_What you are asked to do_.
Please write the listing below out again exactly, leaving every picture behind.

[Stored data entries]
•••••

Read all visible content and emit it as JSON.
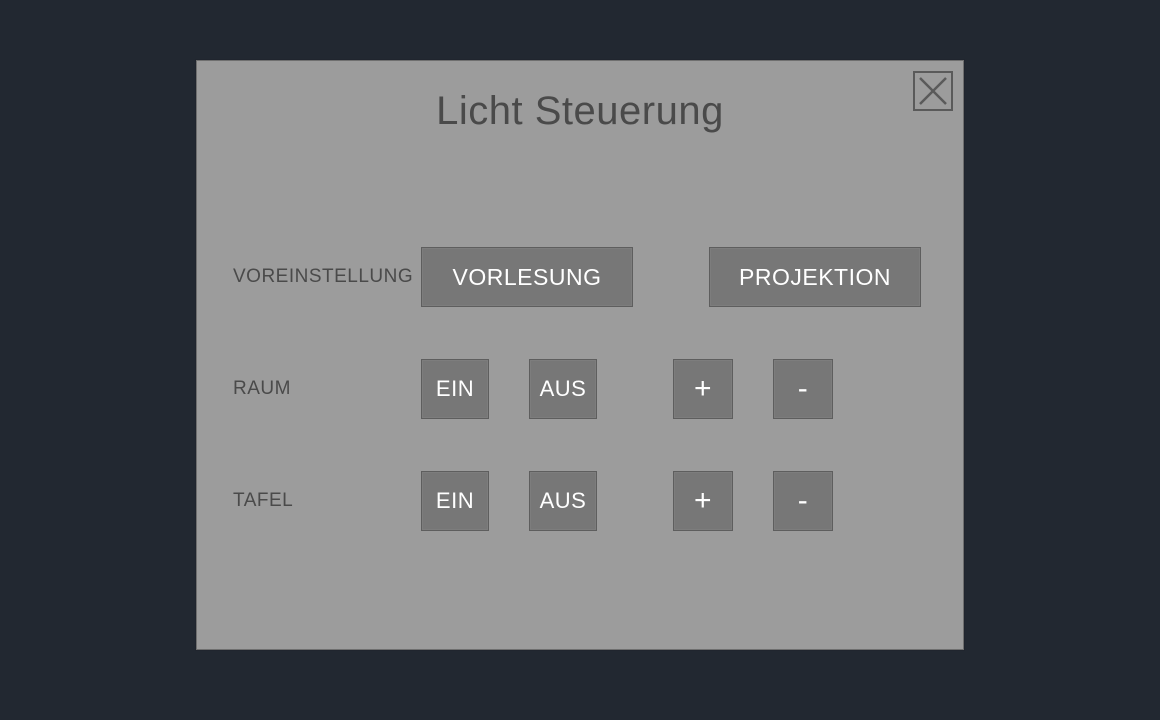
{
  "dialog": {
    "title": "Licht Steuerung"
  },
  "preset": {
    "label": "VOREINSTELLUNG",
    "lecture": "VORLESUNG",
    "projection": "PROJEKTION"
  },
  "room": {
    "label": "RAUM",
    "on": "EIN",
    "off": "AUS",
    "plus": "+",
    "minus": "-"
  },
  "board": {
    "label": "TAFEL",
    "on": "EIN",
    "off": "AUS",
    "plus": "+",
    "minus": "-"
  }
}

•••••

_Answer for this exercise_.
Read all visible content and emit it as JSON.
{
  "dialog": {
    "title": "Licht Steuerung"
  },
  "preset": {
    "label": "VOREINSTELLUNG",
    "lecture": "VORLESUNG",
    "projection": "PROJEKTION"
  },
  "room": {
    "label": "RAUM",
    "on": "EIN",
    "off": "AUS",
    "plus": "+",
    "minus": "-"
  },
  "board": {
    "label": "TAFEL",
    "on": "EIN",
    "off": "AUS",
    "plus": "+",
    "minus": "-"
  }
}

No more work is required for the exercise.